--- TASK REQUIREMENTS ---
Output the entries below exactly as written, omitting pictures.

--- DATA EXTRACT ---
---
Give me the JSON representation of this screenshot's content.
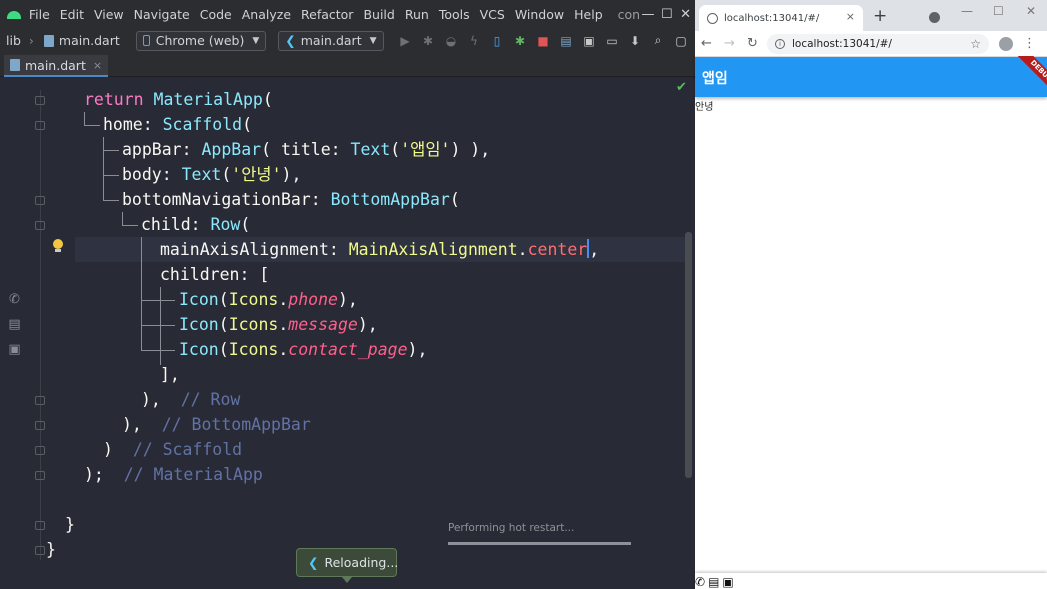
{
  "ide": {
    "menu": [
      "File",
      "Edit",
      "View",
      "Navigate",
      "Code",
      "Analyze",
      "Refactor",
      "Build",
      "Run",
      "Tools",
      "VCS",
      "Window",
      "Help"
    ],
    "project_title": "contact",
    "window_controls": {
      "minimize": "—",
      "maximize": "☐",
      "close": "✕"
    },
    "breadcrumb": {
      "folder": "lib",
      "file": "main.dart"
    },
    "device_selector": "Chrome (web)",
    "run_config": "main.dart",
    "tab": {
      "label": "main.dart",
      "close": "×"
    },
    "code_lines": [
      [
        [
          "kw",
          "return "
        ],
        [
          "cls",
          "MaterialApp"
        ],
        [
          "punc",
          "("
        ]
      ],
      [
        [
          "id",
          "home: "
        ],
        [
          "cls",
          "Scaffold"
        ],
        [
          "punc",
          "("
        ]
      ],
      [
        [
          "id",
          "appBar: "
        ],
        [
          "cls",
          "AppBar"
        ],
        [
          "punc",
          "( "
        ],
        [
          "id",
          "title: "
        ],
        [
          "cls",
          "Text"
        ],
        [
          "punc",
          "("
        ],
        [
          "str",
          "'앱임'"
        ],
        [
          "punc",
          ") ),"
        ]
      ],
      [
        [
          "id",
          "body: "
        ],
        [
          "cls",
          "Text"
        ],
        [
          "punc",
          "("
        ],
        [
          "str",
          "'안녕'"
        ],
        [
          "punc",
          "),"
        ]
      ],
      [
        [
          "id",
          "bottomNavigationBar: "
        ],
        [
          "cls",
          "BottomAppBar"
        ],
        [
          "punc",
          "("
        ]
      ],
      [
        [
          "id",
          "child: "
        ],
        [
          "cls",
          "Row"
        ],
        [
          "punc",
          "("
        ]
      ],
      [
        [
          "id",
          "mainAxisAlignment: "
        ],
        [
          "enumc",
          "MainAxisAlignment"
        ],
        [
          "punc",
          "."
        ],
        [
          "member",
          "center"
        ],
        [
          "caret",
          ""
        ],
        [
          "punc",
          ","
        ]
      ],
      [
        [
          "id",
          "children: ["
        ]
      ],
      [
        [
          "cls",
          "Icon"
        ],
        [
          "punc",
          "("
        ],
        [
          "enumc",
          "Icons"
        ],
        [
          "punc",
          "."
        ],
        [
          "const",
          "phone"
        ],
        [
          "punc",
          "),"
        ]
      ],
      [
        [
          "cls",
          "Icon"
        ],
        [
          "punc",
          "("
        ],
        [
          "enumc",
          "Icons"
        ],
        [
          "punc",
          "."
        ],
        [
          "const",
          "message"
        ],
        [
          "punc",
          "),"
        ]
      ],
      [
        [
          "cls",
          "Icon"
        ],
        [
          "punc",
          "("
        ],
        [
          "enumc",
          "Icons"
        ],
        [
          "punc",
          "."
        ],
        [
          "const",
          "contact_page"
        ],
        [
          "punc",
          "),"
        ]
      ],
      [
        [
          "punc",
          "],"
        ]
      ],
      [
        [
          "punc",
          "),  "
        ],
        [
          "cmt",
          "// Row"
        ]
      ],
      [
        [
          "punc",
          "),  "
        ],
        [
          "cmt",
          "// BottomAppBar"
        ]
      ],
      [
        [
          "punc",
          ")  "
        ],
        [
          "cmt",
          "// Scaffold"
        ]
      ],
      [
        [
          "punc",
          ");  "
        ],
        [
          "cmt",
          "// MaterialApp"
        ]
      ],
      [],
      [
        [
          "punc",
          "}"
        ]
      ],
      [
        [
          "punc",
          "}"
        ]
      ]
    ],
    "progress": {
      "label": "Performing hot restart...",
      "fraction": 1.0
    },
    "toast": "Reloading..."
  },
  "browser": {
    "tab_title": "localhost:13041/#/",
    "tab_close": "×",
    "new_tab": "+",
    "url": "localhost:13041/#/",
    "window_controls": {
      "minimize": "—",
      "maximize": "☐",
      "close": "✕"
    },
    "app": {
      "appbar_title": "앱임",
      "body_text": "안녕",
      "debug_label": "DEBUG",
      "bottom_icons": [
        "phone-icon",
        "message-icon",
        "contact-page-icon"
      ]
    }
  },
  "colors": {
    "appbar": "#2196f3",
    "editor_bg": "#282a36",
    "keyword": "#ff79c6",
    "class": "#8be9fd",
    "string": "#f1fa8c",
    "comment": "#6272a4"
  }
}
---
--- WRITTEN ANSWER ---
Give me the JSON representation of this screenshot's content.
{
  "ide": {
    "menu": [
      "File",
      "Edit",
      "View",
      "Navigate",
      "Code",
      "Analyze",
      "Refactor",
      "Build",
      "Run",
      "Tools",
      "VCS",
      "Window",
      "Help"
    ],
    "project_title": "contact",
    "window_controls": {
      "minimize": "—",
      "maximize": "☐",
      "close": "✕"
    },
    "breadcrumb": {
      "folder": "lib",
      "file": "main.dart"
    },
    "device_selector": "Chrome (web)",
    "run_config": "main.dart",
    "tab": {
      "label": "main.dart",
      "close": "×"
    },
    "code_lines": [
      [
        [
          "kw",
          "return "
        ],
        [
          "cls",
          "MaterialApp"
        ],
        [
          "punc",
          "("
        ]
      ],
      [
        [
          "id",
          "home: "
        ],
        [
          "cls",
          "Scaffold"
        ],
        [
          "punc",
          "("
        ]
      ],
      [
        [
          "id",
          "appBar: "
        ],
        [
          "cls",
          "AppBar"
        ],
        [
          "punc",
          "( "
        ],
        [
          "id",
          "title: "
        ],
        [
          "cls",
          "Text"
        ],
        [
          "punc",
          "("
        ],
        [
          "str",
          "'앱임'"
        ],
        [
          "punc",
          ") ),"
        ]
      ],
      [
        [
          "id",
          "body: "
        ],
        [
          "cls",
          "Text"
        ],
        [
          "punc",
          "("
        ],
        [
          "str",
          "'안녕'"
        ],
        [
          "punc",
          "),"
        ]
      ],
      [
        [
          "id",
          "bottomNavigationBar: "
        ],
        [
          "cls",
          "BottomAppBar"
        ],
        [
          "punc",
          "("
        ]
      ],
      [
        [
          "id",
          "child: "
        ],
        [
          "cls",
          "Row"
        ],
        [
          "punc",
          "("
        ]
      ],
      [
        [
          "id",
          "mainAxisAlignment: "
        ],
        [
          "enumc",
          "MainAxisAlignment"
        ],
        [
          "punc",
          "."
        ],
        [
          "member",
          "center"
        ],
        [
          "caret",
          ""
        ],
        [
          "punc",
          ","
        ]
      ],
      [
        [
          "id",
          "children: ["
        ]
      ],
      [
        [
          "cls",
          "Icon"
        ],
        [
          "punc",
          "("
        ],
        [
          "enumc",
          "Icons"
        ],
        [
          "punc",
          "."
        ],
        [
          "const",
          "phone"
        ],
        [
          "punc",
          "),"
        ]
      ],
      [
        [
          "cls",
          "Icon"
        ],
        [
          "punc",
          "("
        ],
        [
          "enumc",
          "Icons"
        ],
        [
          "punc",
          "."
        ],
        [
          "const",
          "message"
        ],
        [
          "punc",
          "),"
        ]
      ],
      [
        [
          "cls",
          "Icon"
        ],
        [
          "punc",
          "("
        ],
        [
          "enumc",
          "Icons"
        ],
        [
          "punc",
          "."
        ],
        [
          "const",
          "contact_page"
        ],
        [
          "punc",
          "),"
        ]
      ],
      [
        [
          "punc",
          "],"
        ]
      ],
      [
        [
          "punc",
          "),  "
        ],
        [
          "cmt",
          "// Row"
        ]
      ],
      [
        [
          "punc",
          "),  "
        ],
        [
          "cmt",
          "// BottomAppBar"
        ]
      ],
      [
        [
          "punc",
          ")  "
        ],
        [
          "cmt",
          "// Scaffold"
        ]
      ],
      [
        [
          "punc",
          ");  "
        ],
        [
          "cmt",
          "// MaterialApp"
        ]
      ],
      [],
      [
        [
          "punc",
          "}"
        ]
      ],
      [
        [
          "punc",
          "}"
        ]
      ]
    ],
    "progress": {
      "label": "Performing hot restart...",
      "fraction": 1.0
    },
    "toast": "Reloading..."
  },
  "browser": {
    "tab_title": "localhost:13041/#/",
    "tab_close": "×",
    "new_tab": "+",
    "url": "localhost:13041/#/",
    "window_controls": {
      "minimize": "—",
      "maximize": "☐",
      "close": "✕"
    },
    "app": {
      "appbar_title": "앱임",
      "body_text": "안녕",
      "debug_label": "DEBUG",
      "bottom_icons": [
        "phone-icon",
        "message-icon",
        "contact-page-icon"
      ]
    }
  },
  "colors": {
    "appbar": "#2196f3",
    "editor_bg": "#282a36",
    "keyword": "#ff79c6",
    "class": "#8be9fd",
    "string": "#f1fa8c",
    "comment": "#6272a4"
  }
}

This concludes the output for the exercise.